***** Texte extrait

Les experts s'inquiètent aussi de l'affirmation croissante de la Chine dans le cyberespace. Le directeur du FBI a mis en garde contre l'intensification du piratage parrainé par la Chine, le décrivant comme une menace pour la sécurité nationale des États-Unis. Il a mis l'accent sur les groupes de menaces persistantes avancées (APT) tels que Volt Typhoon, en soulignant leurs techniques sophistiquées et le ciblage d'infrastructures critiques par les cyberattaques chinoises.
L'une des caractéristiques de la campagne de piratage menée par le groupe Volt Typhoon contre les infrastructures critiques des États-Unis est l'infiltration de routeurs domestiques dans le but de lancer d'autres attaques. La grande majorité des routeurs concernés semblaient toutefois provenir de Cisco et de NetGear. La lettre des législateurs indique qu'il est urgent d'évaluer rapidement la menace des produits TP-Link pour la sécurité nationale des États-Unis.

**********
***** Section des données

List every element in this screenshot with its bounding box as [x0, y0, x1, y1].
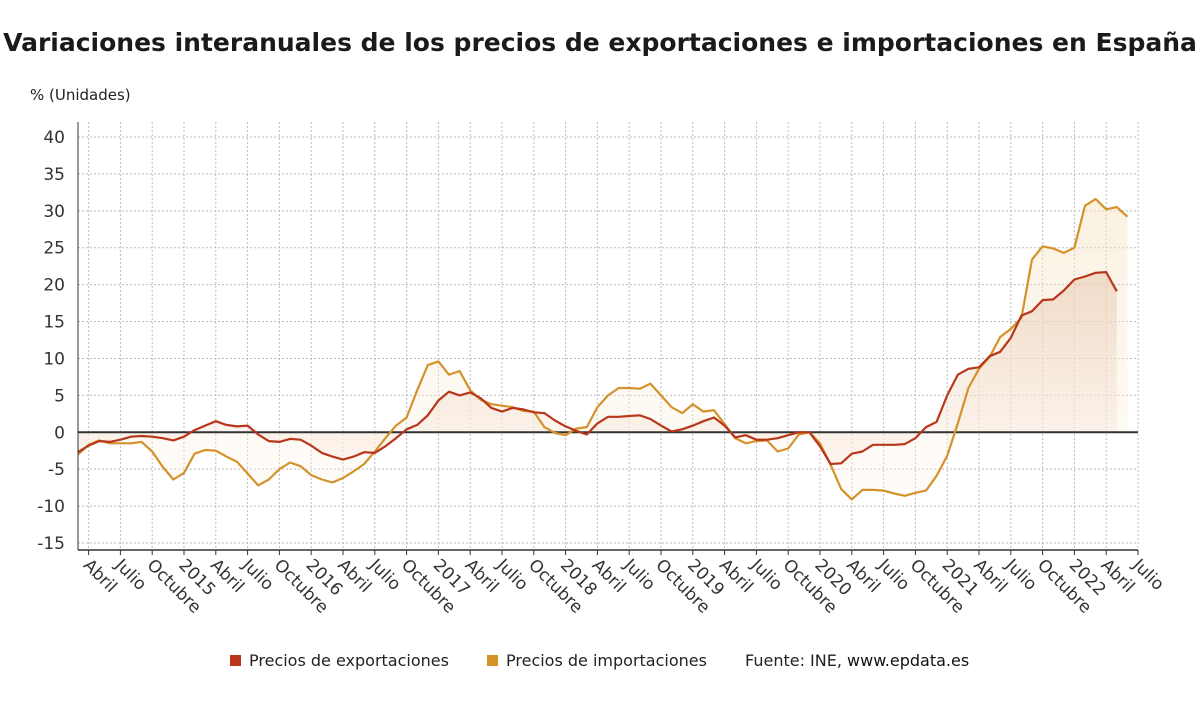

**********

▸ La consigne
Selon le texte extrait, de quels fabricants semblaient provenir la grande majorité des routeurs concernés par la campagne de Volt Typhoon ?

▸ Réponse rédigée
Ils semblaient provenir de Cisco et de NetGear.